§ **Available data**
--- start ---
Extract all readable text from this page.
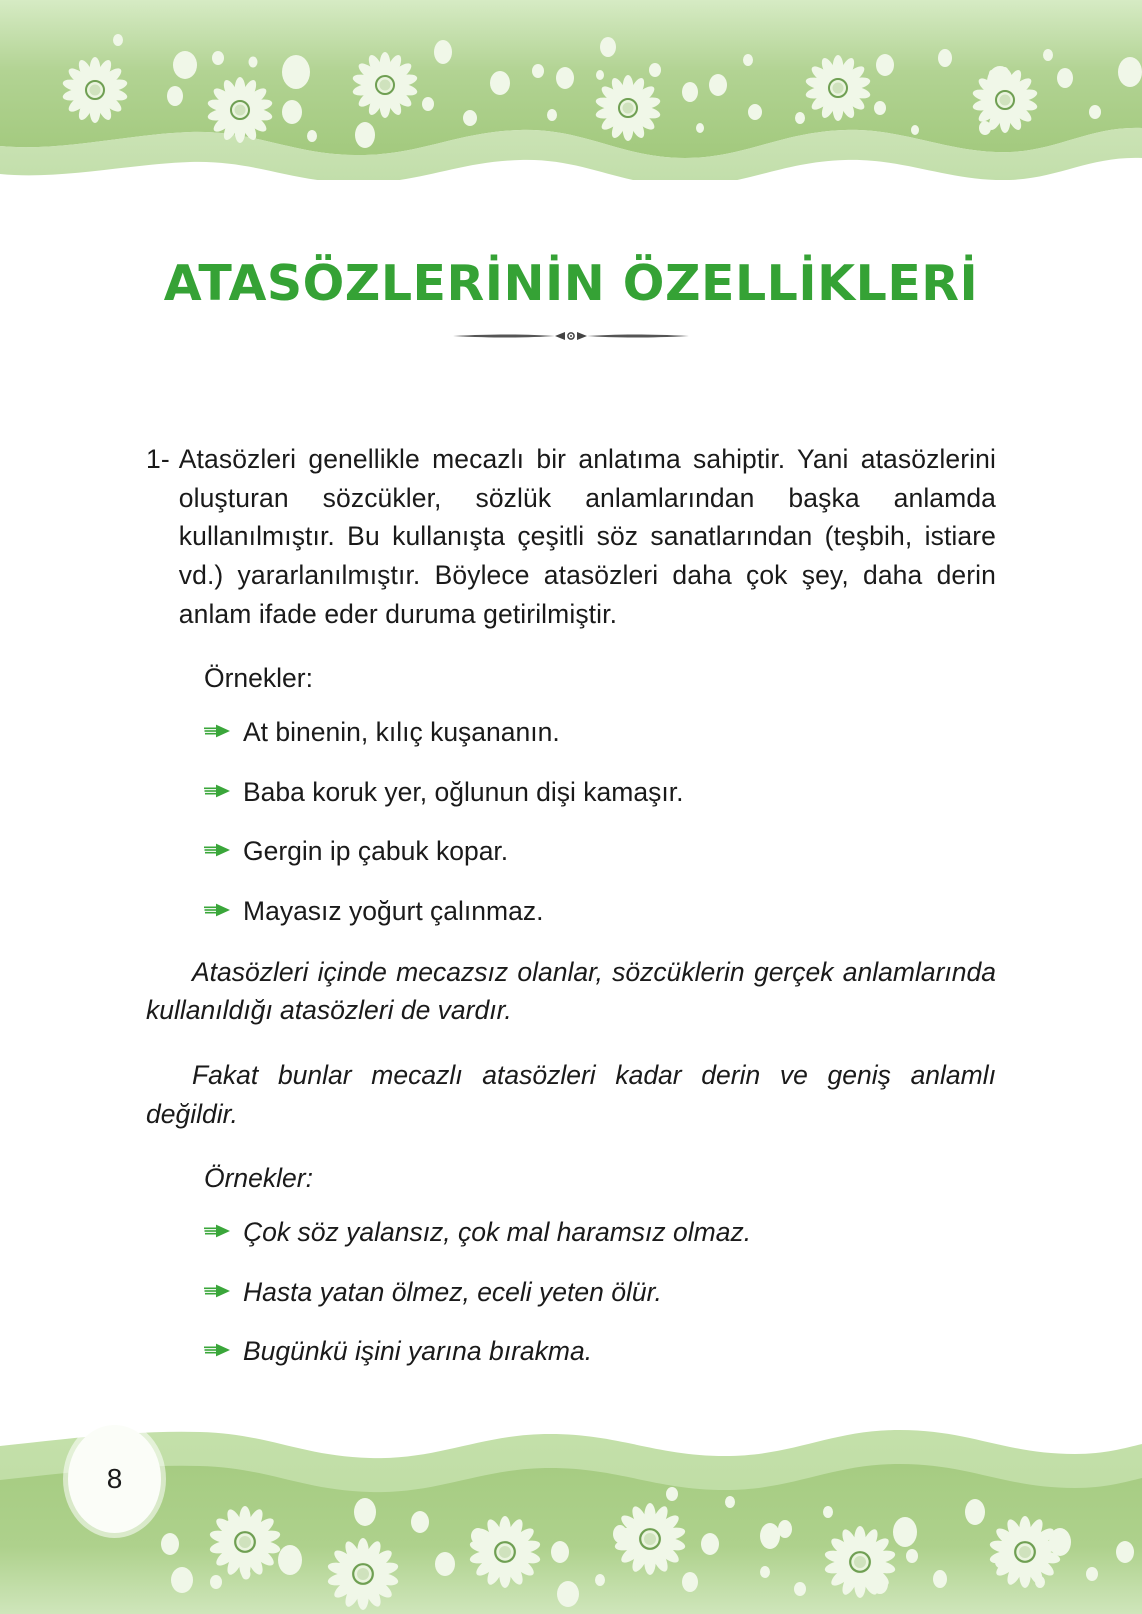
ATASÖZLERİNİN ÖZELLİKLERİ
1- Atasözleri genellikle mecazlı bir anlatıma sahiptir. Yani atasözlerini oluşturan sözcükler, sözlük anlamlarından başka anlamda kullanılmıştır. Bu kullanışta çeşitli söz sanatlarından (teşbih, istiare vd.) yararlanılmıştır. Böylece atasözleri daha çok şey, daha derin anlam ifade eder duruma getirilmiştir.

Örnekler:

At binenin, kılıç kuşananın.
Baba koruk yer, oğlunun dişi kamaşır.
Gergin ip çabuk kopar.
Mayasız yoğurt çalınmaz.

Atasözleri içinde mecazsız olanlar, sözcüklerin gerçek anlamlarında kullanıldığı atasözleri de vardır.

Fakat bunlar mecazlı atasözleri kadar derin ve geniş anlamlı değildir.

Örnekler:

Çok söz yalansız, çok mal haramsız olmaz.
Hasta yatan ölmez, eceli yeten ölür.
Bugünkü işini yarına bırakma.
8
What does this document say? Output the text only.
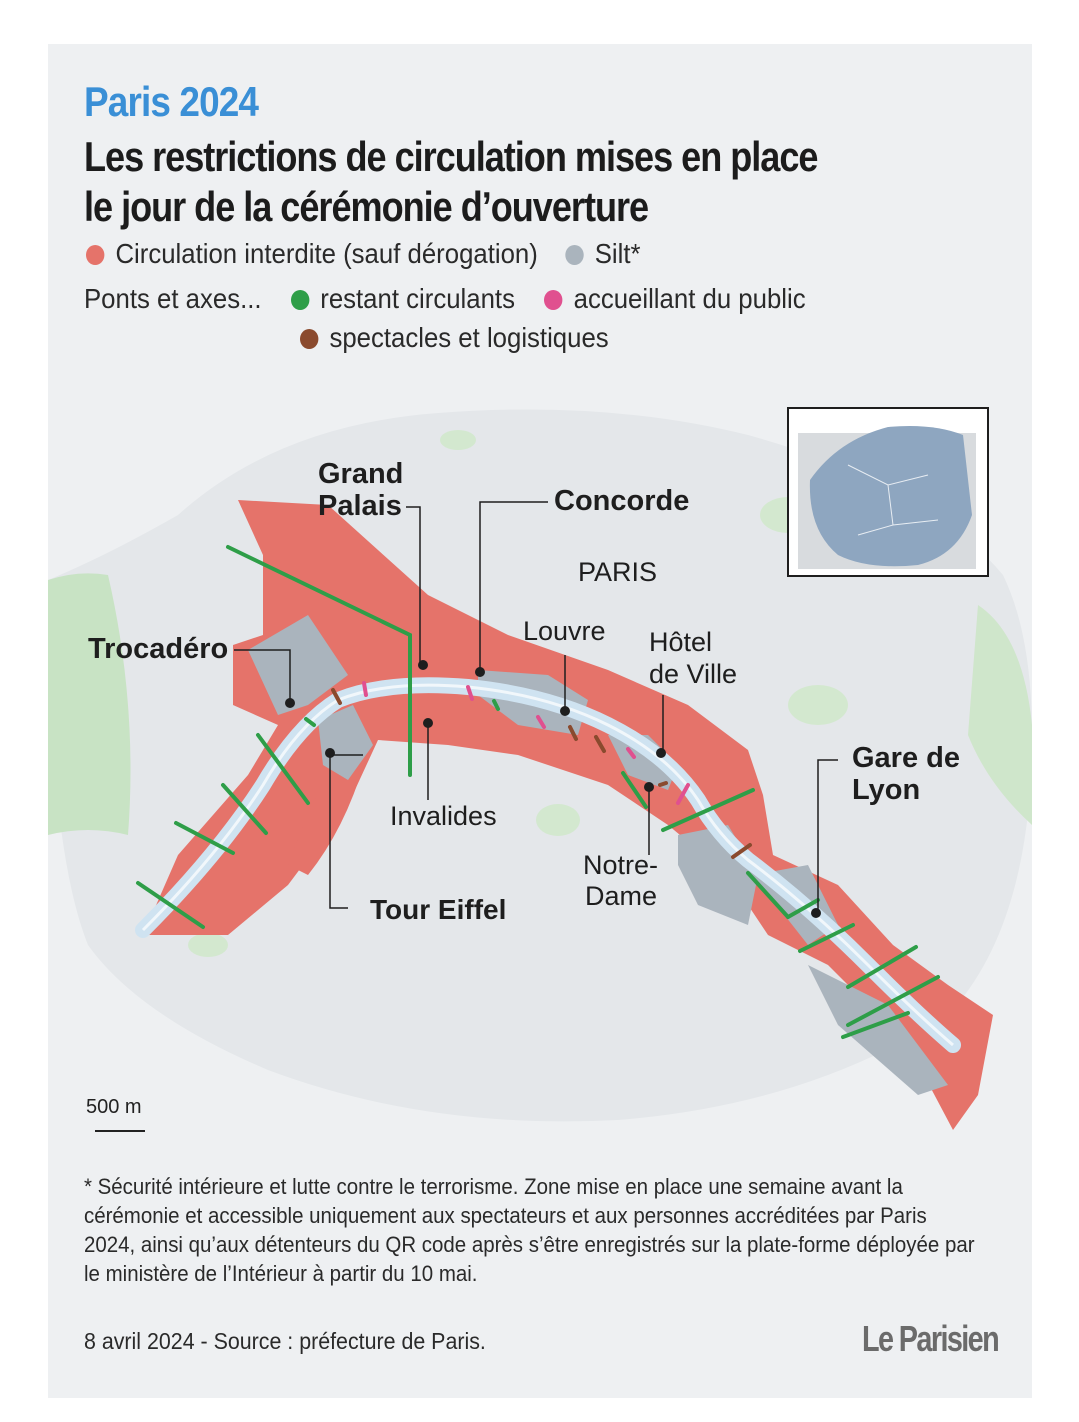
Paris 2024
Les restrictions de circulation mises en place
le jour de la cérémonie d’ouverture
Circulation interdite (sauf dérogation) Silt*
Ponts et axes... restant circulants accueillant du public
spectacles et logistiques
Grand
Palais	Concorde
PARIS
Trocadéro
Louvre Hôtel
de Ville
Invalides
Gare de
Lyon
Notre-
Dame
Tour Eiffel
500 m
* Sécurité intérieure et lutte contre le terrorisme. Zone mise en place une semaine avant la cérémonie et accessible uniquement aux spectateurs et aux personnes accréditées par Paris 2024, ainsi qu’aux détenteurs du QR code après s’être enregistrés sur la plate-forme déployée par le ministère de l’Intérieur à partir du 10 mai.
8 avril 2024 - Source : préfecture de Paris.	Le Parisien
--- end ---
§ **What needs to be done**
Output the data exactly. Pictures don't belong in the result.

§ **Solution to this task**
Extract all readable text from this page.
ATASÖZLERİNİN ÖZELLİKLERİ
1- Atasözleri genellikle mecazlı bir anlatıma sahiptir. Yani atasözlerini oluşturan sözcükler, sözlük anlamlarından başka anlamda kullanılmıştır. Bu kullanışta çeşitli söz sanatlarından (teşbih, istiare vd.) yararlanılmıştır. Böylece atasözleri daha çok şey, daha derin anlam ifade eder duruma getirilmiştir.

Örnekler:

At binenin, kılıç kuşananın.
Baba koruk yer, oğlunun dişi kamaşır.
Gergin ip çabuk kopar.
Mayasız yoğurt çalınmaz.

Atasözleri içinde mecazsız olanlar, sözcüklerin gerçek anlamlarında kullanıldığı atasözleri de vardır.

Fakat bunlar mecazlı atasözleri kadar derin ve geniş anlamlı değildir.

Örnekler:

Çok söz yalansız, çok mal haramsız olmaz.
Hasta yatan ölmez, eceli yeten ölür.
Bugünkü işini yarına bırakma.
8
What does this document say? Output the text only.
Paris 2024
Les restrictions de circulation mises en place
le jour de la cérémonie d’ouverture
Circulation interdite (sauf dérogation) Silt*
Ponts et axes... restant circulants accueillant du public
spectacles et logistiques
Grand
Palais	Concorde
PARIS
Trocadéro
Louvre Hôtel
de Ville
Invalides
Gare de
Lyon
Notre-
Dame
Tour Eiffel
500 m
* Sécurité intérieure et lutte contre le terrorisme. Zone mise en place une semaine avant la cérémonie et accessible uniquement aux spectateurs et aux personnes accréditées par Paris 2024, ainsi qu’aux détenteurs du QR code après s’être enregistrés sur la plate-forme déployée par le ministère de l’Intérieur à partir du 10 mai.
8 avril 2024 - Source : préfecture de Paris.	Le Parisien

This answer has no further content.